**Problem details**
Look through the records and report how many lines include the word "text", with no other words.

**Raw data**

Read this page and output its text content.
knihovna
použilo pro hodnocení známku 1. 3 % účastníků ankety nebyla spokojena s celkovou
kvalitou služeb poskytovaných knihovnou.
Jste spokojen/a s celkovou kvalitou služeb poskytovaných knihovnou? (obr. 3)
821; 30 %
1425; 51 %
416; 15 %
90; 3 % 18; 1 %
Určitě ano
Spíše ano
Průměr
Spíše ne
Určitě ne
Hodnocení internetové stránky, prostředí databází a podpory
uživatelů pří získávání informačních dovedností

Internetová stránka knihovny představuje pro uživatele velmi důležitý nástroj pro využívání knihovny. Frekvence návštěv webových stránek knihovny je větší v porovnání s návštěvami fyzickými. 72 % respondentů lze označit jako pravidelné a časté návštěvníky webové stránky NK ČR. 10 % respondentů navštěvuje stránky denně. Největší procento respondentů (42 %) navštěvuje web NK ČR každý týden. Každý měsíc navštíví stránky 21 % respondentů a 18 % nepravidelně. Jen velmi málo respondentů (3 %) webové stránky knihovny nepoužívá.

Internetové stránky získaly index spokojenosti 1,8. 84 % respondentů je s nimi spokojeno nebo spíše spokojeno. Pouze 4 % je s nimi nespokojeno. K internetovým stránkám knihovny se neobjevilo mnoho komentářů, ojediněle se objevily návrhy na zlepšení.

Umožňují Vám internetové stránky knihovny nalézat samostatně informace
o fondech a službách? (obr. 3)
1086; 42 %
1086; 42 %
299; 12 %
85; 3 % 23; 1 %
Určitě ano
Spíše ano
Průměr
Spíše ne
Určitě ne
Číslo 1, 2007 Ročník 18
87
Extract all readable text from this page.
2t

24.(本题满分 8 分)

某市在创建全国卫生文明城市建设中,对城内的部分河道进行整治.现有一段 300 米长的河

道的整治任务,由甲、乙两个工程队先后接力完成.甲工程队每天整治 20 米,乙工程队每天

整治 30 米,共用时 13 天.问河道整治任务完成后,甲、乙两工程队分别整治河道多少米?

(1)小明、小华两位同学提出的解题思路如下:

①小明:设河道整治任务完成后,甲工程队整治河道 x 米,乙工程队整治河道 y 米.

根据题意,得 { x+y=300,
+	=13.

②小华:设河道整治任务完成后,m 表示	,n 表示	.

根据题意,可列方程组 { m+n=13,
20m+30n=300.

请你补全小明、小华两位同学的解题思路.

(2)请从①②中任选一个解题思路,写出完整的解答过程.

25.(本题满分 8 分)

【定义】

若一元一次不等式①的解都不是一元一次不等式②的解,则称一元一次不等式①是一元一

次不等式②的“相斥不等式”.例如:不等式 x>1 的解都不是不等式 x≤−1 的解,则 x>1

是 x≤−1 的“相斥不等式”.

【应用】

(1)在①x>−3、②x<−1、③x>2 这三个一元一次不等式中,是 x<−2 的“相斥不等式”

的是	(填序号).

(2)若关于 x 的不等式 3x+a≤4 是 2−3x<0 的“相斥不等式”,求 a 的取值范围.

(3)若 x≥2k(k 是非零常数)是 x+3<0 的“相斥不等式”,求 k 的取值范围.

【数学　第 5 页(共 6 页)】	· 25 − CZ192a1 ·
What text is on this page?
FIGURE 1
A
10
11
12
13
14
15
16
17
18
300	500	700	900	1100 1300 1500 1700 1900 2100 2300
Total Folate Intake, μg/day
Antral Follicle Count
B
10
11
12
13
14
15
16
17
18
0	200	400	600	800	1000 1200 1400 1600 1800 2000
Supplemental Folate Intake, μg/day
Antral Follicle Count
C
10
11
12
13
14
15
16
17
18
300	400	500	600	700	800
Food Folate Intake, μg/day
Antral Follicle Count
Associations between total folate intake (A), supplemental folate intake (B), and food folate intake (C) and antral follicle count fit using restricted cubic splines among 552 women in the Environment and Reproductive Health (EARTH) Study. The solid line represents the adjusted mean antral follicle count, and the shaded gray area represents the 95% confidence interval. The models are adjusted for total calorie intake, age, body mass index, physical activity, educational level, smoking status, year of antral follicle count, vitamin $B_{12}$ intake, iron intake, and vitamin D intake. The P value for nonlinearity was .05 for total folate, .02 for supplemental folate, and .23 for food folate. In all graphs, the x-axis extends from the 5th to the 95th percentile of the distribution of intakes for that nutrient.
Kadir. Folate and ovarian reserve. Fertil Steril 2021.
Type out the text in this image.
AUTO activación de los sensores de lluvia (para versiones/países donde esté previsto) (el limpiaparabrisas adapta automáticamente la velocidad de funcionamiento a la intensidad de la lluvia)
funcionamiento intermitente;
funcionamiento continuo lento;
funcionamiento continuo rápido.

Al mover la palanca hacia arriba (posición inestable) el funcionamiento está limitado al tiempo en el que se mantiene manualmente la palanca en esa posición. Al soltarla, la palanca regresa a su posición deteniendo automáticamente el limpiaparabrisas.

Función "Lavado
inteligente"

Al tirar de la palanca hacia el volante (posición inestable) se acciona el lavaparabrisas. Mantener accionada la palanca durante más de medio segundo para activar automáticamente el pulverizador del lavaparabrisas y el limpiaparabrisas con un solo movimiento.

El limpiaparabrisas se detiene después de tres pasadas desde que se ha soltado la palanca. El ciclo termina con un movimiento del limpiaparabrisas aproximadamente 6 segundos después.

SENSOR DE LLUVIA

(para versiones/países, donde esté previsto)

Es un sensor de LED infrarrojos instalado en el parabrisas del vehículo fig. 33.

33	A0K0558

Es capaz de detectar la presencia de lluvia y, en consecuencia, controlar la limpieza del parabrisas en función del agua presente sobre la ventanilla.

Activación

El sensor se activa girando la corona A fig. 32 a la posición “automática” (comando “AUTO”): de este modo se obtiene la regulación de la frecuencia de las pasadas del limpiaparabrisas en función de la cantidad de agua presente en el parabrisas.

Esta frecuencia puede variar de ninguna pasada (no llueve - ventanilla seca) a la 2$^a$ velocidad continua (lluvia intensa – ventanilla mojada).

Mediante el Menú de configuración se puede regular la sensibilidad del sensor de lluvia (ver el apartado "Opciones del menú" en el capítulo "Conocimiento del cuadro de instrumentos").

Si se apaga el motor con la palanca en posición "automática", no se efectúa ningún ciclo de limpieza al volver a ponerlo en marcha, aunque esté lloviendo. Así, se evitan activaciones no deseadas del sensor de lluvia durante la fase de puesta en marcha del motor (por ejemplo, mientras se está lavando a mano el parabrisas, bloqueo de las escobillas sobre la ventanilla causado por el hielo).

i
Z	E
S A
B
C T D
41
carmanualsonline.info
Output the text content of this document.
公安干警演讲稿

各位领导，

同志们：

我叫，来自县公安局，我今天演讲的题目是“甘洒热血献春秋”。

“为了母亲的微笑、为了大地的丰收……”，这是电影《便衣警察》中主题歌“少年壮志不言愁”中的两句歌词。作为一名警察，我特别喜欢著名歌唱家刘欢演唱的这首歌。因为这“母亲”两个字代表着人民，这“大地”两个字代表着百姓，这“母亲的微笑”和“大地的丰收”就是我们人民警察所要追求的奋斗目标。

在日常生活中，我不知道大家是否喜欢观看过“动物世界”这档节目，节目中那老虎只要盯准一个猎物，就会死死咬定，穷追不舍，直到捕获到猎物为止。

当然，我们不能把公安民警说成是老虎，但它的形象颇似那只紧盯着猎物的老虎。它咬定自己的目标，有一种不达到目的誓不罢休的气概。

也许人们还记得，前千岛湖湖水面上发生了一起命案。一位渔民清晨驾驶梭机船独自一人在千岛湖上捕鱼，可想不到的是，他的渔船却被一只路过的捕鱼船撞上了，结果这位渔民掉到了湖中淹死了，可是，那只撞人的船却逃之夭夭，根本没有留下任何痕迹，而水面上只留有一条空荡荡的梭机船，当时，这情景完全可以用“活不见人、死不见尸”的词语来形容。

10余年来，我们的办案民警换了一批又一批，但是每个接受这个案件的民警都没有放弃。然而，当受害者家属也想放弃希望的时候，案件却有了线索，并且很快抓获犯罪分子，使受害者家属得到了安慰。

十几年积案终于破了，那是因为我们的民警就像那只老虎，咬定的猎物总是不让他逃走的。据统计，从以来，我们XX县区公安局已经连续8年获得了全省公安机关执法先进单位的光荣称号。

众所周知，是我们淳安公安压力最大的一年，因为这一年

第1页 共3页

**Response to the exercise**
5